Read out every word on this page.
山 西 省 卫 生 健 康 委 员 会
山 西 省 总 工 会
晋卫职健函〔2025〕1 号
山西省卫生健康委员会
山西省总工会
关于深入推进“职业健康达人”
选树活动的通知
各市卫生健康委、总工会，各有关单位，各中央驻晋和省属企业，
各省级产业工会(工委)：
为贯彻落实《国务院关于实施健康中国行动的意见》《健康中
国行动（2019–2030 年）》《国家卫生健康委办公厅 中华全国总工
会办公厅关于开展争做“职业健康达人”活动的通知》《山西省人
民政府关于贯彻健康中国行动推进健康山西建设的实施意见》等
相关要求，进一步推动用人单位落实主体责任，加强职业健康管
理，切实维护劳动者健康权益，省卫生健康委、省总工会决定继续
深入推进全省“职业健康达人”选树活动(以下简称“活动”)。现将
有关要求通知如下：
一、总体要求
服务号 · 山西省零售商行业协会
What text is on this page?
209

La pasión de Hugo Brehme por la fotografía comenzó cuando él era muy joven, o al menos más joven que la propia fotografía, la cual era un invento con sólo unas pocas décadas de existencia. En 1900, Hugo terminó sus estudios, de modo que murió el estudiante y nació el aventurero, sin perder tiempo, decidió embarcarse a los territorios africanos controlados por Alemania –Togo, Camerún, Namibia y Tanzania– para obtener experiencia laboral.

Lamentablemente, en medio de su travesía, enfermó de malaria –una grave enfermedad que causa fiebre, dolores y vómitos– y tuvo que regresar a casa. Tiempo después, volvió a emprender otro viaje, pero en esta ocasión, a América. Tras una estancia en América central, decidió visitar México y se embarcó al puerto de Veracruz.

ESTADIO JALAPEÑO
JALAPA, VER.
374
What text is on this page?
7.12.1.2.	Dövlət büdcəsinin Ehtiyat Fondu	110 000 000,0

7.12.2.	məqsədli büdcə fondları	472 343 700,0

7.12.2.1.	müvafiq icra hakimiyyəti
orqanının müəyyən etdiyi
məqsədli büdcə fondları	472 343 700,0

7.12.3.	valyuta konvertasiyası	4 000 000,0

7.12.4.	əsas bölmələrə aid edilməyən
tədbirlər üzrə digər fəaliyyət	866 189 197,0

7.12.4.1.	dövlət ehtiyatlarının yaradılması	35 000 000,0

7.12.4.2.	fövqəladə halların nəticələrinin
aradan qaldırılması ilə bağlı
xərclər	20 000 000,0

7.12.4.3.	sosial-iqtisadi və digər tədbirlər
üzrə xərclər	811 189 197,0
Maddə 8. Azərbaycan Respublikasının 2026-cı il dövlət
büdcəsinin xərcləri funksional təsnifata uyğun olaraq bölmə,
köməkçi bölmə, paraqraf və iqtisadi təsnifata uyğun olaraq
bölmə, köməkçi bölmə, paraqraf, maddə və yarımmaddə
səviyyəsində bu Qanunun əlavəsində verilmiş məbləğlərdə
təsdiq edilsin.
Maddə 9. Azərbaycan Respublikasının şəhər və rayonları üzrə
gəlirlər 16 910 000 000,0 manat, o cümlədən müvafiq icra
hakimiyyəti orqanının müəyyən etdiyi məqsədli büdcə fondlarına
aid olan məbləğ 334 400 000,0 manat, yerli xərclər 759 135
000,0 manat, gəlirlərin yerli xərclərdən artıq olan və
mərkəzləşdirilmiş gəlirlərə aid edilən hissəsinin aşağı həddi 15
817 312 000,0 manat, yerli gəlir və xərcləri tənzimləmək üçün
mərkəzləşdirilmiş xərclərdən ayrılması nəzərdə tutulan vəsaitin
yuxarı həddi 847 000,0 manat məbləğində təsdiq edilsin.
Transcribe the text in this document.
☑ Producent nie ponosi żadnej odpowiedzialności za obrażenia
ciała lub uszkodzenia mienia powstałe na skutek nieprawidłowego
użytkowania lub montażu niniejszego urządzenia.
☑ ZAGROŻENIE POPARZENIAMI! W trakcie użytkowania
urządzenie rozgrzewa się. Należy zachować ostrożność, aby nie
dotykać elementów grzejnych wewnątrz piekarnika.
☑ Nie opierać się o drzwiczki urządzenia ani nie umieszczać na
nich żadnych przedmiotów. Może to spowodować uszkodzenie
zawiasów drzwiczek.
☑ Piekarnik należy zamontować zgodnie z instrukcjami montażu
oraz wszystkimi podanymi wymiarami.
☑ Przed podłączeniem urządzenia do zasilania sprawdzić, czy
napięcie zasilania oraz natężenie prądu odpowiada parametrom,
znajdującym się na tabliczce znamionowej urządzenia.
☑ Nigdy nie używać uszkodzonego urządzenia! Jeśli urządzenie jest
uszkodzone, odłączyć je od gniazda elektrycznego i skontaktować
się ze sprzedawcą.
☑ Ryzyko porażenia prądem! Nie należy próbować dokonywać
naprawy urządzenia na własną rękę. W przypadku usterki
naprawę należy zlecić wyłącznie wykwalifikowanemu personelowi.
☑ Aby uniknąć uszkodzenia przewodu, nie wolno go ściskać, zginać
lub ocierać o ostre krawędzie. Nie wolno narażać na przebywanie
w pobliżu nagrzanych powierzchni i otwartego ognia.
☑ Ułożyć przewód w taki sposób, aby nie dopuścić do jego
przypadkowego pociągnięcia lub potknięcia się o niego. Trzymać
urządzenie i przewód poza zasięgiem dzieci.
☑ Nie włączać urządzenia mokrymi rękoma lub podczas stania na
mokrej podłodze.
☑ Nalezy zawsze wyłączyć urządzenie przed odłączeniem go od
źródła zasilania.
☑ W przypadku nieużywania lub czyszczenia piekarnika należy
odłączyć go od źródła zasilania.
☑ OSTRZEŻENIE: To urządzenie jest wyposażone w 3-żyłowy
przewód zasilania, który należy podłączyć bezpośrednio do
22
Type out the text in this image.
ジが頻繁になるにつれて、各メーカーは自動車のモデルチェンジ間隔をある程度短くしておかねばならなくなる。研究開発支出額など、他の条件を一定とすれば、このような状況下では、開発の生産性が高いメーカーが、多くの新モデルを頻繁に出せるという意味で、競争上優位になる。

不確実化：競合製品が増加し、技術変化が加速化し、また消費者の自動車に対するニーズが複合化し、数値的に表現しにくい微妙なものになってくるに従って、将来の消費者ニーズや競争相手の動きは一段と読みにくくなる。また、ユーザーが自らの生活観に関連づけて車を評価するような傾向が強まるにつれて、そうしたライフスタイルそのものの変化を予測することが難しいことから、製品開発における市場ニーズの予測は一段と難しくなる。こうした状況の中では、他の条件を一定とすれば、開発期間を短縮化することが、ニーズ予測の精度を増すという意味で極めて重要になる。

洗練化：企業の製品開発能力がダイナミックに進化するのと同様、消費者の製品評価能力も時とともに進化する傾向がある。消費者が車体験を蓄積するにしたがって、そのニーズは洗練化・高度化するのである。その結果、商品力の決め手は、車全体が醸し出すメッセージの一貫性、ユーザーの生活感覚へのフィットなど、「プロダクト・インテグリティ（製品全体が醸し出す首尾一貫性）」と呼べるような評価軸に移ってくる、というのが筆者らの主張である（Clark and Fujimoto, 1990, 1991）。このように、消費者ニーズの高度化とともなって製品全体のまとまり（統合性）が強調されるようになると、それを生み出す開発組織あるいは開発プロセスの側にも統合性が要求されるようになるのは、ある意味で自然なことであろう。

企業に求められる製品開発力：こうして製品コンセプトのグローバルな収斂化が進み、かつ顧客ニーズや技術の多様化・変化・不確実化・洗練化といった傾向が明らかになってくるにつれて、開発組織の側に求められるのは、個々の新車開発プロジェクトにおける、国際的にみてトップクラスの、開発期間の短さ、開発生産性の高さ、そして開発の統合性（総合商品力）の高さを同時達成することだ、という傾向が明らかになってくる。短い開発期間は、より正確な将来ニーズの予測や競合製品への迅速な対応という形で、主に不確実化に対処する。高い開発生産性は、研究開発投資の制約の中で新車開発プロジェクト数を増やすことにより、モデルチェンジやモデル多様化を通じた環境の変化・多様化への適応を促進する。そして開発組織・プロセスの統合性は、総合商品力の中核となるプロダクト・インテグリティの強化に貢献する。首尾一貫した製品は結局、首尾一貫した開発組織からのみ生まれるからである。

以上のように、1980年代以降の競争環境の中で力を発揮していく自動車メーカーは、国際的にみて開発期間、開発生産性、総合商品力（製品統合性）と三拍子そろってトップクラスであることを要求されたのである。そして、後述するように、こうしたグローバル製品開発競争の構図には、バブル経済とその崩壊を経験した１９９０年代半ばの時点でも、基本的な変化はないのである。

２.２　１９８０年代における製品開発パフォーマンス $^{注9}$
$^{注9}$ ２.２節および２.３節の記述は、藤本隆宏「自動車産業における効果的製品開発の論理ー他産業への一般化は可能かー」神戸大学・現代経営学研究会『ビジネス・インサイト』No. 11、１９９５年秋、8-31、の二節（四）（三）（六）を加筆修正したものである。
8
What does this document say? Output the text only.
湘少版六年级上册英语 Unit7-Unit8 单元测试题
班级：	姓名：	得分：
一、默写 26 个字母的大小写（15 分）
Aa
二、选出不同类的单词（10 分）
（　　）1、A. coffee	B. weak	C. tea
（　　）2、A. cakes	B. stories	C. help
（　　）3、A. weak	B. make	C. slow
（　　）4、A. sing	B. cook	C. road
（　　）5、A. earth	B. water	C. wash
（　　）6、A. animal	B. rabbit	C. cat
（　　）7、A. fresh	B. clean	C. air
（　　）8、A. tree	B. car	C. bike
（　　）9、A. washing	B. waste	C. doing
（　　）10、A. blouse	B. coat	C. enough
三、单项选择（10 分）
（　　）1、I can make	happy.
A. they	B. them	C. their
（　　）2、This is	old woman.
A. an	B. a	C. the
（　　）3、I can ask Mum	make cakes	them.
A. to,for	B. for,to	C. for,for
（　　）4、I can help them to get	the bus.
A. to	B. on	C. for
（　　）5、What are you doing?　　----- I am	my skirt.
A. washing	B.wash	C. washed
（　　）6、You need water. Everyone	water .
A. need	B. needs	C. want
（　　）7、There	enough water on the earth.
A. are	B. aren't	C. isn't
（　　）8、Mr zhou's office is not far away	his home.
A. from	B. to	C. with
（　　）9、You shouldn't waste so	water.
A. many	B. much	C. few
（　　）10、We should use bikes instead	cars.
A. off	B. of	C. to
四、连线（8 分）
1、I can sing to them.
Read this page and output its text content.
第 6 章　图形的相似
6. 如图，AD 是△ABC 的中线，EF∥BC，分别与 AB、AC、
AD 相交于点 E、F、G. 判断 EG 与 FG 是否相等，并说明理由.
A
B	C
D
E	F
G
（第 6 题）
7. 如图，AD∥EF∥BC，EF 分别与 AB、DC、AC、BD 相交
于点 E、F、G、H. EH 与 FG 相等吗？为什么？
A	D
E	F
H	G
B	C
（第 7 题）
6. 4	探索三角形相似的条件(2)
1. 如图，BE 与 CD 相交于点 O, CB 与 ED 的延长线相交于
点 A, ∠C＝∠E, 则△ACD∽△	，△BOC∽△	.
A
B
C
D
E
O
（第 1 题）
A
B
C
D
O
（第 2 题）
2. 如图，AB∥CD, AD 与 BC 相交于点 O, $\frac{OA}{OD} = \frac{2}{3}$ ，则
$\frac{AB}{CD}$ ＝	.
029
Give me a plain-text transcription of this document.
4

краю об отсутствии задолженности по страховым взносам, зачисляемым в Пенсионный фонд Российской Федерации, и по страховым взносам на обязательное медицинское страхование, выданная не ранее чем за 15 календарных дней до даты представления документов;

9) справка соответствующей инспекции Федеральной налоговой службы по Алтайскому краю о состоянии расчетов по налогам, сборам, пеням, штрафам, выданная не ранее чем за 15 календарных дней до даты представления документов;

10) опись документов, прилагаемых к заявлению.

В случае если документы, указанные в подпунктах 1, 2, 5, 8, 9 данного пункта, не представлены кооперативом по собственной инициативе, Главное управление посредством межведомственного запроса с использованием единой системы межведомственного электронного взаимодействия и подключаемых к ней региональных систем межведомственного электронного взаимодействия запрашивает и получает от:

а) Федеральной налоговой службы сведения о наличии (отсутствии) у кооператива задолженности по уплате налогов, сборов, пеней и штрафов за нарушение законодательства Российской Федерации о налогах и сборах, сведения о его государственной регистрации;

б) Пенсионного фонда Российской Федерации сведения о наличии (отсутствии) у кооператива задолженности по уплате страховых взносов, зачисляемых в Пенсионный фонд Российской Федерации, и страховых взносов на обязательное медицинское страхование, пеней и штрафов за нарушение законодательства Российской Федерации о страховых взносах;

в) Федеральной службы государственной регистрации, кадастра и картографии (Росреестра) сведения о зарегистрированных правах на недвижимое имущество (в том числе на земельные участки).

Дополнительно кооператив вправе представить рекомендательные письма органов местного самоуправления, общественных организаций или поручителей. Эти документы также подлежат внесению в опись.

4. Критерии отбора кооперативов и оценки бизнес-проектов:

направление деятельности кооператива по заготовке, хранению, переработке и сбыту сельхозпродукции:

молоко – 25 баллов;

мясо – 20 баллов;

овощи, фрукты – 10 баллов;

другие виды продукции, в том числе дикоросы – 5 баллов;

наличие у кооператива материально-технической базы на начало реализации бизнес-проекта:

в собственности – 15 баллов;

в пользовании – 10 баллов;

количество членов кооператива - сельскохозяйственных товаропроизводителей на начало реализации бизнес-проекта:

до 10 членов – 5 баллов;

=== THE PROBLEM ===
Collect every line with the string "müəyyən" from the records, and copy each.

=== EXERCISE OUTPUT ===
orqanının müəyyən etdiyi
hakimiyyəti orqanının müəyyən etdiyi məqsədli büdcə fondlarına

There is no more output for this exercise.